• [Aim of the exercise]
Produce a verbatim copy of the entries listed below.

• [Records for this task]
****

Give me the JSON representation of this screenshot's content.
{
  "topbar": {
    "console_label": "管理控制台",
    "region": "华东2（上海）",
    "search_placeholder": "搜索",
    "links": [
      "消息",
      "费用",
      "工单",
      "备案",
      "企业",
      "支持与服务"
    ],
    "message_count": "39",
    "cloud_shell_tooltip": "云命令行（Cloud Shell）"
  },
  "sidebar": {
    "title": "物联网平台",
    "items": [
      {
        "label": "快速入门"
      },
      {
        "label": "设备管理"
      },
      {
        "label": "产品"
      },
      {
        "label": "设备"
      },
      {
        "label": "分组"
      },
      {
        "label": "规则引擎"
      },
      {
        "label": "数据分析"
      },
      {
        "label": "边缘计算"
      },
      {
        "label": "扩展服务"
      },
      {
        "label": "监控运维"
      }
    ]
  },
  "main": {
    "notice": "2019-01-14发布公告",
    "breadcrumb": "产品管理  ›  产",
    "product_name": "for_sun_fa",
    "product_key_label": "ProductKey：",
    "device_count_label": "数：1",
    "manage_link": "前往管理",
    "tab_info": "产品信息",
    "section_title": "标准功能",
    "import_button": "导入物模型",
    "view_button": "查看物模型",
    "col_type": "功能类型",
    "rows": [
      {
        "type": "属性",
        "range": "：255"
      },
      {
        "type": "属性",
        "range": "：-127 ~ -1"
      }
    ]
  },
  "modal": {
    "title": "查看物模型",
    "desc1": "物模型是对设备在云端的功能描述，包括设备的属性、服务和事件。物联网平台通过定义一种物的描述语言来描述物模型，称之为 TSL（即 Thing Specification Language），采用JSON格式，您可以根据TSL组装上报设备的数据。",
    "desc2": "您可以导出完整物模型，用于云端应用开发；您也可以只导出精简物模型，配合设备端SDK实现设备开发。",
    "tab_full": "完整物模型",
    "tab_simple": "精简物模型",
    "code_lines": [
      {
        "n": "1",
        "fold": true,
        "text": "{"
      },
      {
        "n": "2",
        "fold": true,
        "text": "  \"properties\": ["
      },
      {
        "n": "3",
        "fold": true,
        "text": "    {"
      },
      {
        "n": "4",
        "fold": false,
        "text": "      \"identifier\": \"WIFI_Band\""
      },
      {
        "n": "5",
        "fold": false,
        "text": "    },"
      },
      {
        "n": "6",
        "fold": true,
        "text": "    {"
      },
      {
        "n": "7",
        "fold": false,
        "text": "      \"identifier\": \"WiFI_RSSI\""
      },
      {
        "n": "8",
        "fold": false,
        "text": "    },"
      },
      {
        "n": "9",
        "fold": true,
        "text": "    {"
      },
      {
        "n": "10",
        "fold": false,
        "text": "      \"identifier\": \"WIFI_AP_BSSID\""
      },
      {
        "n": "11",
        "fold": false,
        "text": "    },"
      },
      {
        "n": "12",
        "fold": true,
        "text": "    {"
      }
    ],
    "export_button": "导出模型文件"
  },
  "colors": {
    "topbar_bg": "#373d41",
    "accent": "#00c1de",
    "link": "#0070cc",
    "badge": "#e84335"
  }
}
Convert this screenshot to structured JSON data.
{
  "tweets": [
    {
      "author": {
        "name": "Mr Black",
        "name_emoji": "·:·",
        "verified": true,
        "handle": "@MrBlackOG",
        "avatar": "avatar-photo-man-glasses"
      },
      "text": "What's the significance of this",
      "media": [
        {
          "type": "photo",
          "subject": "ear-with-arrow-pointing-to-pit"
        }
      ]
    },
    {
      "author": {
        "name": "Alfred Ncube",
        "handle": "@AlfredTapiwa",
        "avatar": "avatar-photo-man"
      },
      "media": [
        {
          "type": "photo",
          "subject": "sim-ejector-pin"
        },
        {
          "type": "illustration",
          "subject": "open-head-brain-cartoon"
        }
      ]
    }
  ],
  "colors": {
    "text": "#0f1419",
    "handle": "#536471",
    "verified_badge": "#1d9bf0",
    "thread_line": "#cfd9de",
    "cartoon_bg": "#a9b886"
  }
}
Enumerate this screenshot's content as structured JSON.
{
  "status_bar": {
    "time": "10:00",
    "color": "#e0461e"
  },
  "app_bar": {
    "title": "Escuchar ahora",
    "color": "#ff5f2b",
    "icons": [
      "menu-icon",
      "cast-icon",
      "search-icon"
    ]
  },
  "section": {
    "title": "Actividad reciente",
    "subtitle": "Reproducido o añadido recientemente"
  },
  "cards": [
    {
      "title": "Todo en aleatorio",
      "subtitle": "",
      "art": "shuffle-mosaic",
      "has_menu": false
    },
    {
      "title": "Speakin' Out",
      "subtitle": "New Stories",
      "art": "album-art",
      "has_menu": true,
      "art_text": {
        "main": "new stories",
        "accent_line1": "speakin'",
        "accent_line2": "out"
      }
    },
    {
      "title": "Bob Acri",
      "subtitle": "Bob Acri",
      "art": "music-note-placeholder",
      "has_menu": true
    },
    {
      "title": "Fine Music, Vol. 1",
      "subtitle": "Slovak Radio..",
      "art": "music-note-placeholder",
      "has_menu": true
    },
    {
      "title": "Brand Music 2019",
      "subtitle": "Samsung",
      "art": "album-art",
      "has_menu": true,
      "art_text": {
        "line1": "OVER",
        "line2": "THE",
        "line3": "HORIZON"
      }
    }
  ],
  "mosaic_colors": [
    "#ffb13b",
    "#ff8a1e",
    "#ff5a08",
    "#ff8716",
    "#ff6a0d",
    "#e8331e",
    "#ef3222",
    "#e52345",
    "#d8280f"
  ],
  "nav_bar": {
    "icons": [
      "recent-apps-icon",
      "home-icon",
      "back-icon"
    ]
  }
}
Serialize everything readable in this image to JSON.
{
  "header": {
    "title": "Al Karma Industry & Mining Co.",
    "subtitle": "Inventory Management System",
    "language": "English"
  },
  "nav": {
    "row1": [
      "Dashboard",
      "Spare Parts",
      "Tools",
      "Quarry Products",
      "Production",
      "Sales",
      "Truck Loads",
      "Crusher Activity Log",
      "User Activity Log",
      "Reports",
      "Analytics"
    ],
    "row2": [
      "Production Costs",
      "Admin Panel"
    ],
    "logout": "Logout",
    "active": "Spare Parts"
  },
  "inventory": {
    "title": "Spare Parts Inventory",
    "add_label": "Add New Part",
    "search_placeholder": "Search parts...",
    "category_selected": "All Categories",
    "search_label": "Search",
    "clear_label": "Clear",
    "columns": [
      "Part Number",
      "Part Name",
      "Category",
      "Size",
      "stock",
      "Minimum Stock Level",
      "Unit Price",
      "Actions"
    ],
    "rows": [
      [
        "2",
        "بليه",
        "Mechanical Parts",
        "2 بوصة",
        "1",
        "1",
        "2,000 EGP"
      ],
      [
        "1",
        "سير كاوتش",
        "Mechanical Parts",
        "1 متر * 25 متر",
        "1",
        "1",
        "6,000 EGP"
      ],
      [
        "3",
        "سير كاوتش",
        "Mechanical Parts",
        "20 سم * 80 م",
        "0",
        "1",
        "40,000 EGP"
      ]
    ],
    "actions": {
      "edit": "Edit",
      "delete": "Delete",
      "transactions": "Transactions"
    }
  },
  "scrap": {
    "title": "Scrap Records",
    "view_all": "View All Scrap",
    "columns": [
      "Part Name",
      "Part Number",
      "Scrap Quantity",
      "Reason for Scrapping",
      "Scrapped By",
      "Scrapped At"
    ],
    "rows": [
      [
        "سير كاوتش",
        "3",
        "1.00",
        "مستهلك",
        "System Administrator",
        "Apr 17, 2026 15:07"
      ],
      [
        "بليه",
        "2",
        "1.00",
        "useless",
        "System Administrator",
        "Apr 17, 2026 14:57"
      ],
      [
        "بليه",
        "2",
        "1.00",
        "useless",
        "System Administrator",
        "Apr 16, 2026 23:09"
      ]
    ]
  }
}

****

• [Result]
Give me the JSON representation of this screenshot's content.
{
  "topbar": {
    "console_label": "管理控制台",
    "region": "华东2（上海）",
    "search_placeholder": "搜索",
    "links": [
      "消息",
      "费用",
      "工单",
      "备案",
      "企业",
      "支持与服务"
    ],
    "message_count": "39",
    "cloud_shell_tooltip": "云命令行（Cloud Shell）"
  },
  "sidebar": {
    "title": "物联网平台",
    "items": [
      {
        "label": "快速入门"
      },
      {
        "label": "设备管理"
      },
      {
        "label": "产品"
      },
      {
        "label": "设备"
      },
      {
        "label": "分组"
      },
      {
        "label": "规则引擎"
      },
      {
        "label": "数据分析"
      },
      {
        "label": "边缘计算"
      },
      {
        "label": "扩展服务"
      },
      {
        "label": "监控运维"
      }
    ]
  },
  "main": {
    "notice": "2019-01-14发布公告",
    "breadcrumb": "产品管理  ›  产",
    "product_name": "for_sun_fa",
    "product_key_label": "ProductKey：",
    "device_count_label": "数：1",
    "manage_link": "前往管理",
    "tab_info": "产品信息",
    "section_title": "标准功能",
    "import_button": "导入物模型",
    "view_button": "查看物模型",
    "col_type": "功能类型",
    "rows": [
      {
        "type": "属性",
        "range": "：255"
      },
      {
        "type": "属性",
        "range": "：-127 ~ -1"
      }
    ]
  },
  "modal": {
    "title": "查看物模型",
    "desc1": "物模型是对设备在云端的功能描述，包括设备的属性、服务和事件。物联网平台通过定义一种物的描述语言来描述物模型，称之为 TSL（即 Thing Specification Language），采用JSON格式，您可以根据TSL组装上报设备的数据。",
    "desc2": "您可以导出完整物模型，用于云端应用开发；您也可以只导出精简物模型，配合设备端SDK实现设备开发。",
    "tab_full": "完整物模型",
    "tab_simple": "精简物模型",
    "code_lines": [
      {
        "n": "1",
        "fold": true,
        "text": "{"
      },
      {
        "n": "2",
        "fold": true,
        "text": "  \"properties\": ["
      },
      {
        "n": "3",
        "fold": true,
        "text": "    {"
      },
      {
        "n": "4",
        "fold": false,
        "text": "      \"identifier\": \"WIFI_Band\""
      },
      {
        "n": "5",
        "fold": false,
        "text": "    },"
      },
      {
        "n": "6",
        "fold": true,
        "text": "    {"
      },
      {
        "n": "7",
        "fold": false,
        "text": "      \"identifier\": \"WiFI_RSSI\""
      },
      {
        "n": "8",
        "fold": false,
        "text": "    },"
      },
      {
        "n": "9",
        "fold": true,
        "text": "    {"
      },
      {
        "n": "10",
        "fold": false,
        "text": "      \"identifier\": \"WIFI_AP_BSSID\""
      },
      {
        "n": "11",
        "fold": false,
        "text": "    },"
      },
      {
        "n": "12",
        "fold": true,
        "text": "    {"
      }
    ],
    "export_button": "导出模型文件"
  },
  "colors": {
    "topbar_bg": "#373d41",
    "accent": "#00c1de",
    "link": "#0070cc",
    "badge": "#e84335"
  }
}
Convert this screenshot to structured JSON data.
{
  "tweets": [
    {
      "author": {
        "name": "Mr Black",
        "name_emoji": "·:·",
        "verified": true,
        "handle": "@MrBlackOG",
        "avatar": "avatar-photo-man-glasses"
      },
      "text": "What's the significance of this",
      "media": [
        {
          "type": "photo",
          "subject": "ear-with-arrow-pointing-to-pit"
        }
      ]
    },
    {
      "author": {
        "name": "Alfred Ncube",
        "handle": "@AlfredTapiwa",
        "avatar": "avatar-photo-man"
      },
      "media": [
        {
          "type": "photo",
          "subject": "sim-ejector-pin"
        },
        {
          "type": "illustration",
          "subject": "open-head-brain-cartoon"
        }
      ]
    }
  ],
  "colors": {
    "text": "#0f1419",
    "handle": "#536471",
    "verified_badge": "#1d9bf0",
    "thread_line": "#cfd9de",
    "cartoon_bg": "#a9b886"
  }
}
Enumerate this screenshot's content as structured JSON.
{
  "status_bar": {
    "time": "10:00",
    "color": "#e0461e"
  },
  "app_bar": {
    "title": "Escuchar ahora",
    "color": "#ff5f2b",
    "icons": [
      "menu-icon",
      "cast-icon",
      "search-icon"
    ]
  },
  "section": {
    "title": "Actividad reciente",
    "subtitle": "Reproducido o añadido recientemente"
  },
  "cards": [
    {
      "title": "Todo en aleatorio",
      "subtitle": "",
      "art": "shuffle-mosaic",
      "has_menu": false
    },
    {
      "title": "Speakin' Out",
      "subtitle": "New Stories",
      "art": "album-art",
      "has_menu": true,
      "art_text": {
        "main": "new stories",
        "accent_line1": "speakin'",
        "accent_line2": "out"
      }
    },
    {
      "title": "Bob Acri",
      "subtitle": "Bob Acri",
      "art": "music-note-placeholder",
      "has_menu": true
    },
    {
      "title": "Fine Music, Vol. 1",
      "subtitle": "Slovak Radio..",
      "art": "music-note-placeholder",
      "has_menu": true
    },
    {
      "title": "Brand Music 2019",
      "subtitle": "Samsung",
      "art": "album-art",
      "has_menu": true,
      "art_text": {
        "line1": "OVER",
        "line2": "THE",
        "line3": "HORIZON"
      }
    }
  ],
  "mosaic_colors": [
    "#ffb13b",
    "#ff8a1e",
    "#ff5a08",
    "#ff8716",
    "#ff6a0d",
    "#e8331e",
    "#ef3222",
    "#e52345",
    "#d8280f"
  ],
  "nav_bar": {
    "icons": [
      "recent-apps-icon",
      "home-icon",
      "back-icon"
    ]
  }
}
Serialize everything readable in this image to JSON.
{
  "header": {
    "title": "Al Karma Industry & Mining Co.",
    "subtitle": "Inventory Management System",
    "language": "English"
  },
  "nav": {
    "row1": [
      "Dashboard",
      "Spare Parts",
      "Tools",
      "Quarry Products",
      "Production",
      "Sales",
      "Truck Loads",
      "Crusher Activity Log",
      "User Activity Log",
      "Reports",
      "Analytics"
    ],
    "row2": [
      "Production Costs",
      "Admin Panel"
    ],
    "logout": "Logout",
    "active": "Spare Parts"
  },
  "inventory": {
    "title": "Spare Parts Inventory",
    "add_label": "Add New Part",
    "search_placeholder": "Search parts...",
    "category_selected": "All Categories",
    "search_label": "Search",
    "clear_label": "Clear",
    "columns": [
      "Part Number",
      "Part Name",
      "Category",
      "Size",
      "stock",
      "Minimum Stock Level",
      "Unit Price",
      "Actions"
    ],
    "rows": [
      [
        "2",
        "بليه",
        "Mechanical Parts",
        "2 بوصة",
        "1",
        "1",
        "2,000 EGP"
      ],
      [
        "1",
        "سير كاوتش",
        "Mechanical Parts",
        "1 متر * 25 متر",
        "1",
        "1",
        "6,000 EGP"
      ],
      [
        "3",
        "سير كاوتش",
        "Mechanical Parts",
        "20 سم * 80 م",
        "0",
        "1",
        "40,000 EGP"
      ]
    ],
    "actions": {
      "edit": "Edit",
      "delete": "Delete",
      "transactions": "Transactions"
    }
  },
  "scrap": {
    "title": "Scrap Records",
    "view_all": "View All Scrap",
    "columns": [
      "Part Name",
      "Part Number",
      "Scrap Quantity",
      "Reason for Scrapping",
      "Scrapped By",
      "Scrapped At"
    ],
    "rows": [
      [
        "سير كاوتش",
        "3",
        "1.00",
        "مستهلك",
        "System Administrator",
        "Apr 17, 2026 15:07"
      ],
      [
        "بليه",
        "2",
        "1.00",
        "useless",
        "System Administrator",
        "Apr 17, 2026 14:57"
      ],
      [
        "بليه",
        "2",
        "1.00",
        "useless",
        "System Administrator",
        "Apr 16, 2026 23:09"
      ]
    ]
  }
}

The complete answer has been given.